**Task statement:**
Could you repeat the lines below word for word, from the very first line up to and including the line that contains "bar [498, 232, 579, 245]"?
━━━ Provided data ━━━
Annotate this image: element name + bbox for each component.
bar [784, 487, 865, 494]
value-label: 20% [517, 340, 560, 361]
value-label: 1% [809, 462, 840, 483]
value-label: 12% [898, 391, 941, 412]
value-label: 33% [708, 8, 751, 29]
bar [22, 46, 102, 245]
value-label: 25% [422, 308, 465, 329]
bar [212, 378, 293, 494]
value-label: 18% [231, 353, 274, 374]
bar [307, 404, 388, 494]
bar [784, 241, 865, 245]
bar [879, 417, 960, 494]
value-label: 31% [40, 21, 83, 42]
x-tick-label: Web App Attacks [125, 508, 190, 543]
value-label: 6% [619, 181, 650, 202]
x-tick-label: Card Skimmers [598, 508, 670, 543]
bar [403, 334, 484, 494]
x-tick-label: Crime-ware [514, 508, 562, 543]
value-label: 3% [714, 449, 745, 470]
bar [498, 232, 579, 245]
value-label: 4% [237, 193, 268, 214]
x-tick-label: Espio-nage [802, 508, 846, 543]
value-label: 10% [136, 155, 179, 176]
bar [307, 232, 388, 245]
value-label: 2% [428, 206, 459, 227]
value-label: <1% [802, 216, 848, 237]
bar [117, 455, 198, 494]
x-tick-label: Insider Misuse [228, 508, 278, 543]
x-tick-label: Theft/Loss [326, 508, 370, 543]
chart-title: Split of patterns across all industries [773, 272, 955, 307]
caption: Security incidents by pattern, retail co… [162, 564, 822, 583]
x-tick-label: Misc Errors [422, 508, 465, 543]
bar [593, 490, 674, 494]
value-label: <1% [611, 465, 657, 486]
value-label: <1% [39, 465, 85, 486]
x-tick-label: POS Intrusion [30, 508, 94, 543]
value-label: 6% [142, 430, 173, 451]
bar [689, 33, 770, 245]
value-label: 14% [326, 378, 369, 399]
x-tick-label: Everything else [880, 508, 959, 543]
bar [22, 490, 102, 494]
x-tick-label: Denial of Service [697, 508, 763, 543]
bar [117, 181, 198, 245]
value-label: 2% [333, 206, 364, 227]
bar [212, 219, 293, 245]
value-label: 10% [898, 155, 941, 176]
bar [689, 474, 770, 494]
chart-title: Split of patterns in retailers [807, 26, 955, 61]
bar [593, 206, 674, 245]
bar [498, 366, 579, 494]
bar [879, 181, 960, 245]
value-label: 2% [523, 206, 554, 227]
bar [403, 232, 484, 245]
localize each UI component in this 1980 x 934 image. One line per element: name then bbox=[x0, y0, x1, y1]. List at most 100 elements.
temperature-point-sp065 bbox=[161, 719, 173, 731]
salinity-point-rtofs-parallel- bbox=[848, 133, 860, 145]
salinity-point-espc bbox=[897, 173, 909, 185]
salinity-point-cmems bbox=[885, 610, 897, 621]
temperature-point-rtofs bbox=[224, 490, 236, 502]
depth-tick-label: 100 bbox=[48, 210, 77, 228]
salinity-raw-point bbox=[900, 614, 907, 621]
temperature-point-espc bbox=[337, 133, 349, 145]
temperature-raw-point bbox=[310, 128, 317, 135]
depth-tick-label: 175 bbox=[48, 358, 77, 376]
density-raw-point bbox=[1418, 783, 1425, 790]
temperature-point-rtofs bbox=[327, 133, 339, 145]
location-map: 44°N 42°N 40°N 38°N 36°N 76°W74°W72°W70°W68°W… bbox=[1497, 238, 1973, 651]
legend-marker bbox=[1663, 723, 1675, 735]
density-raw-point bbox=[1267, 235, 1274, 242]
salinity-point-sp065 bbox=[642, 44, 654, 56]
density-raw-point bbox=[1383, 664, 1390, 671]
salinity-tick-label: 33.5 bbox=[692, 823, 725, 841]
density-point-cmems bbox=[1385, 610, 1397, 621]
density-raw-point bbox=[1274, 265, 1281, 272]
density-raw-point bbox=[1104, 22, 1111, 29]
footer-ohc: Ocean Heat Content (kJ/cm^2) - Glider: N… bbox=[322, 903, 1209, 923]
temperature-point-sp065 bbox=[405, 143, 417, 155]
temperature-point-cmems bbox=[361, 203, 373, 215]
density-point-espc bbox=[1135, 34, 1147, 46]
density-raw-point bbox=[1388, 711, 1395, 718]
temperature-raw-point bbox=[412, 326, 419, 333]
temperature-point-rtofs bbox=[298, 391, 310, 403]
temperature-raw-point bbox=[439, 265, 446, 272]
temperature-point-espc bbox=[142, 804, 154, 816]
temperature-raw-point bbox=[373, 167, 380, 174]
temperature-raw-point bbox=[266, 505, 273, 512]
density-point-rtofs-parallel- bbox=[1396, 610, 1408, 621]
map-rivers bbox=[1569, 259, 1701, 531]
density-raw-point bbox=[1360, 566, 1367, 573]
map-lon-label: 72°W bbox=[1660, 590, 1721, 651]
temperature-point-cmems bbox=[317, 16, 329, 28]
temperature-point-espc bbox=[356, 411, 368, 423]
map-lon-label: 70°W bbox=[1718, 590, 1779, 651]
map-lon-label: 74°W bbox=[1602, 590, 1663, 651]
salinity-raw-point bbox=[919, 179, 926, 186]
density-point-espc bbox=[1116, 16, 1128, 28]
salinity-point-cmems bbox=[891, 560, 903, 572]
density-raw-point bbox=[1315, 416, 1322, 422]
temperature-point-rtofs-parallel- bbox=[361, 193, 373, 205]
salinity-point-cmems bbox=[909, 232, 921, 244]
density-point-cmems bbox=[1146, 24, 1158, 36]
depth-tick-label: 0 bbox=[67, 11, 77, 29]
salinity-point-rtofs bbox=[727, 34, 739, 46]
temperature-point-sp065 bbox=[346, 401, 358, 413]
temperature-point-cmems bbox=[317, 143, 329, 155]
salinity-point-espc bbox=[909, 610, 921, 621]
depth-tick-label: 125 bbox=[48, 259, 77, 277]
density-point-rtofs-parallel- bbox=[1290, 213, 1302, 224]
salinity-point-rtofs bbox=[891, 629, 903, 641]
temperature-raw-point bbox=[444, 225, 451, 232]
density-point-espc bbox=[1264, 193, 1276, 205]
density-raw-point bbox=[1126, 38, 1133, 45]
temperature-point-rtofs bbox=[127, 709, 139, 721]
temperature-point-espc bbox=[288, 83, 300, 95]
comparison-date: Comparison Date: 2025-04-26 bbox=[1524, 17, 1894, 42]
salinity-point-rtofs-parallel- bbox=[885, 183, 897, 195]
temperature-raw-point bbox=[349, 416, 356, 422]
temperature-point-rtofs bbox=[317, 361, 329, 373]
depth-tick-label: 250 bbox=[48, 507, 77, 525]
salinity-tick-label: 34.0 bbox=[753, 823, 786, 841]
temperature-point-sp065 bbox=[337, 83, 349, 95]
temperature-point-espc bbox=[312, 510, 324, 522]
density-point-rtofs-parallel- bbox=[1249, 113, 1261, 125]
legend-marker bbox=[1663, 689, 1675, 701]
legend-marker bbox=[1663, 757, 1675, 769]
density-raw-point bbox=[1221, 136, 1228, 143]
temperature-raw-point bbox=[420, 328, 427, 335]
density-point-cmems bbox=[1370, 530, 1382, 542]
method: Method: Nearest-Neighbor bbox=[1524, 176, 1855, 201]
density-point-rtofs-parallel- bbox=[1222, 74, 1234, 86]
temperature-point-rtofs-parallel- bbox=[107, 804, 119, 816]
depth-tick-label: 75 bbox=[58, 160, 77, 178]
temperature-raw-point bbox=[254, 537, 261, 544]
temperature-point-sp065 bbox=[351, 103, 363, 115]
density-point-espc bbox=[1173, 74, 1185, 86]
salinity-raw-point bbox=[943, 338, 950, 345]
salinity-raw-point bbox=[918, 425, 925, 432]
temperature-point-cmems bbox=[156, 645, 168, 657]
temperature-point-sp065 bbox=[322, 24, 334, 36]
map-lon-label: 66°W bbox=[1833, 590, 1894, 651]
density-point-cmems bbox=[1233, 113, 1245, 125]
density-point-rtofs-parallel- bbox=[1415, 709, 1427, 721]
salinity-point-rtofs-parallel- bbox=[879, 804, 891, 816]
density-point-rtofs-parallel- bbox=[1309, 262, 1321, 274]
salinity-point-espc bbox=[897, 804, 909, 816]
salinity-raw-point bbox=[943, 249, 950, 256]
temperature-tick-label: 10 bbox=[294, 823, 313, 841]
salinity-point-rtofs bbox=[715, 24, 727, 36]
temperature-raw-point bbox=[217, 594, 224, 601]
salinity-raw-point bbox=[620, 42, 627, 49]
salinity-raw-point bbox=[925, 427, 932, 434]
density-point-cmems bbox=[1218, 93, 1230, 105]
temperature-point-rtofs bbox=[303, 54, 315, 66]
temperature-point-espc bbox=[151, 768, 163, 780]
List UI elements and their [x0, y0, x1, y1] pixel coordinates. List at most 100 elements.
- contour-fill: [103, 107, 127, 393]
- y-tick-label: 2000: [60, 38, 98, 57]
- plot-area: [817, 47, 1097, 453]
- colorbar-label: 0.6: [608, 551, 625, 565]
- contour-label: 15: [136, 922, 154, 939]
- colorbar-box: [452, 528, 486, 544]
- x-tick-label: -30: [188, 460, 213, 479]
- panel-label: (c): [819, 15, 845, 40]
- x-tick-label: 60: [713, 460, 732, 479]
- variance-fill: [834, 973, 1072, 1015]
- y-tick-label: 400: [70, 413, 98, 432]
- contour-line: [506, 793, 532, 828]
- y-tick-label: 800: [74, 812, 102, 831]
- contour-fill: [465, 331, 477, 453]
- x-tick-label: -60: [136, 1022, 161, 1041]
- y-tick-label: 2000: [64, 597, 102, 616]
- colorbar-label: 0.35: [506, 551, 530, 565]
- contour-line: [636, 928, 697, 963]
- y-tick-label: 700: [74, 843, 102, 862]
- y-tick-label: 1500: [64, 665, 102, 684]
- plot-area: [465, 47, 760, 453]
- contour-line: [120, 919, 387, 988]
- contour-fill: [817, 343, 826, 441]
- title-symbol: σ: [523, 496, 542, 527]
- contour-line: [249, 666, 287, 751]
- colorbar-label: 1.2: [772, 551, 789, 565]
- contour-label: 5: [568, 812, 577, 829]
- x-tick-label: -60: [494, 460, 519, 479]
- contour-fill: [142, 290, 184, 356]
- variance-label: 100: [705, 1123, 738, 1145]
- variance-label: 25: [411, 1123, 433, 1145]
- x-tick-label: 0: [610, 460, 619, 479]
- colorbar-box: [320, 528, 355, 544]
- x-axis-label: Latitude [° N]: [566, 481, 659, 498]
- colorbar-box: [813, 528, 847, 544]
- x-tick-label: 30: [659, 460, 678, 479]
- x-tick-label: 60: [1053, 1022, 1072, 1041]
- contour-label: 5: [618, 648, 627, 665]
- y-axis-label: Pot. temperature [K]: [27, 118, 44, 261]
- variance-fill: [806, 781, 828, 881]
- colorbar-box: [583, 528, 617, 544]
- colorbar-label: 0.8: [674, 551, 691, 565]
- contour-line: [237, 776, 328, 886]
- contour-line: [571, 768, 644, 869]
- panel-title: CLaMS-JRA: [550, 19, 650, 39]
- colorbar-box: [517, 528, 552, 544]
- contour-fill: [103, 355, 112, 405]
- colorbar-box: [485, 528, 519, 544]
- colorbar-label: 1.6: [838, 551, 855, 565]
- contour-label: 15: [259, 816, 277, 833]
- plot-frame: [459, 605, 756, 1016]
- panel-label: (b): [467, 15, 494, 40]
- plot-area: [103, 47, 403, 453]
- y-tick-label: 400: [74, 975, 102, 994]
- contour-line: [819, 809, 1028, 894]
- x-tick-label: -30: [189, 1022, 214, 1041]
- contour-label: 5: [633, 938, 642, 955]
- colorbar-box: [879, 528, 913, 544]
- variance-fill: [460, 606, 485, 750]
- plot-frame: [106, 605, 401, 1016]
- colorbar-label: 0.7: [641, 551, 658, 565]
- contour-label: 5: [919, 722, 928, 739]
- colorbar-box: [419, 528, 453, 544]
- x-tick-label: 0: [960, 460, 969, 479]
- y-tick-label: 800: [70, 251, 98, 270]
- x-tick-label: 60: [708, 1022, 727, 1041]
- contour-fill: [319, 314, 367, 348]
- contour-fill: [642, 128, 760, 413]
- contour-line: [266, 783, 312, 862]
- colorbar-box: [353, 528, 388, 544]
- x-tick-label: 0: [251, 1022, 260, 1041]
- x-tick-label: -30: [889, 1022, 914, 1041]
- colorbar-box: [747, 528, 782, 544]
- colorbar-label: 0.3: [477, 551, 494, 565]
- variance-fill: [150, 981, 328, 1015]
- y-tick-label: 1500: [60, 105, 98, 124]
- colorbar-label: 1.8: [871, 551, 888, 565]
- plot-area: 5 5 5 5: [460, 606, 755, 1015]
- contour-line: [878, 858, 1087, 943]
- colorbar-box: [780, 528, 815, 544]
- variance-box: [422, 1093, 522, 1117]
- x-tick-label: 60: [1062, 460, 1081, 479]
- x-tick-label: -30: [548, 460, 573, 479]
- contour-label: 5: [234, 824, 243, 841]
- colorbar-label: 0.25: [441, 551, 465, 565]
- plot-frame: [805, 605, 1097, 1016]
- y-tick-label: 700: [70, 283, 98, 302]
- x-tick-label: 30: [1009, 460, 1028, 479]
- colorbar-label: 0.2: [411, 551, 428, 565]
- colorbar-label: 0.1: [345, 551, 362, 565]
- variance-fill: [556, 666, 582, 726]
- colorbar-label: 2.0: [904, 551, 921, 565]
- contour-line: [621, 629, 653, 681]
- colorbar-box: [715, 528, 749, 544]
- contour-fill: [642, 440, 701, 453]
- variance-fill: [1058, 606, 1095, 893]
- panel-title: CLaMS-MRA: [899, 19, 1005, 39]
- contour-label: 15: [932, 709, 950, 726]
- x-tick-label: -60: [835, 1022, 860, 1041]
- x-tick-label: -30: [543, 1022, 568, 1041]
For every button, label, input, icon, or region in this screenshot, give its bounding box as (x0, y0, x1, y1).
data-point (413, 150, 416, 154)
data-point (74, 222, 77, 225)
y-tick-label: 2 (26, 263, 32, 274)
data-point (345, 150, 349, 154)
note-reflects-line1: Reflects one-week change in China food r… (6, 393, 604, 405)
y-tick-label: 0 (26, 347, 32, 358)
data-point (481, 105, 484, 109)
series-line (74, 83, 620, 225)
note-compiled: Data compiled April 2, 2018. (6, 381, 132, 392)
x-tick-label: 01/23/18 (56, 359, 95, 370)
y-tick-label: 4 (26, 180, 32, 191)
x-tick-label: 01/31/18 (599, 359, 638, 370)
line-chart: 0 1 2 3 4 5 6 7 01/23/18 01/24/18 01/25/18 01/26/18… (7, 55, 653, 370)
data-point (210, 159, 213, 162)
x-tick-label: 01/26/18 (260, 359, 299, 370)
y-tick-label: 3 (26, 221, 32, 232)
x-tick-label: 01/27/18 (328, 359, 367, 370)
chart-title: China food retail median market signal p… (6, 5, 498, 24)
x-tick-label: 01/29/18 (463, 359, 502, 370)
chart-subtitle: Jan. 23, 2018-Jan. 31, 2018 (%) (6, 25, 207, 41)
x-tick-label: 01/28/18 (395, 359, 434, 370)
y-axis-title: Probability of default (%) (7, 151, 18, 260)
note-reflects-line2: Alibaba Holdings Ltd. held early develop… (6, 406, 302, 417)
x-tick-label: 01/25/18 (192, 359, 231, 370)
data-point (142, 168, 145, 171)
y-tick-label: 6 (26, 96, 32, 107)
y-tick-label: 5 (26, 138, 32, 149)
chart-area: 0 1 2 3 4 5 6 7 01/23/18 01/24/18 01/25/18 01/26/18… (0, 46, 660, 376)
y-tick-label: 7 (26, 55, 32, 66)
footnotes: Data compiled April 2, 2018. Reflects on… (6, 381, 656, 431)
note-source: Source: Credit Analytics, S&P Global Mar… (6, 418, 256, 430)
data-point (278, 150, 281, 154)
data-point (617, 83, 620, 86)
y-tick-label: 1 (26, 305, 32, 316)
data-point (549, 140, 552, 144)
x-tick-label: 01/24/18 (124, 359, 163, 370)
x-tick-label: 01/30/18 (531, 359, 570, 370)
━━━
**Result:**
Annotate this image: element name + bbox for each component.
bar [784, 487, 865, 494]
value-label: 20% [517, 340, 560, 361]
value-label: 1% [809, 462, 840, 483]
value-label: 12% [898, 391, 941, 412]
value-label: 33% [708, 8, 751, 29]
bar [22, 46, 102, 245]
value-label: 25% [422, 308, 465, 329]
bar [212, 378, 293, 494]
value-label: 18% [231, 353, 274, 374]
bar [307, 404, 388, 494]
bar [784, 241, 865, 245]
bar [879, 417, 960, 494]
value-label: 31% [40, 21, 83, 42]
x-tick-label: Web App Attacks [125, 508, 190, 543]
value-label: 6% [619, 181, 650, 202]
x-tick-label: Card Skimmers [598, 508, 670, 543]
bar [403, 334, 484, 494]
x-tick-label: Crime-ware [514, 508, 562, 543]
value-label: 3% [714, 449, 745, 470]
bar [498, 232, 579, 245]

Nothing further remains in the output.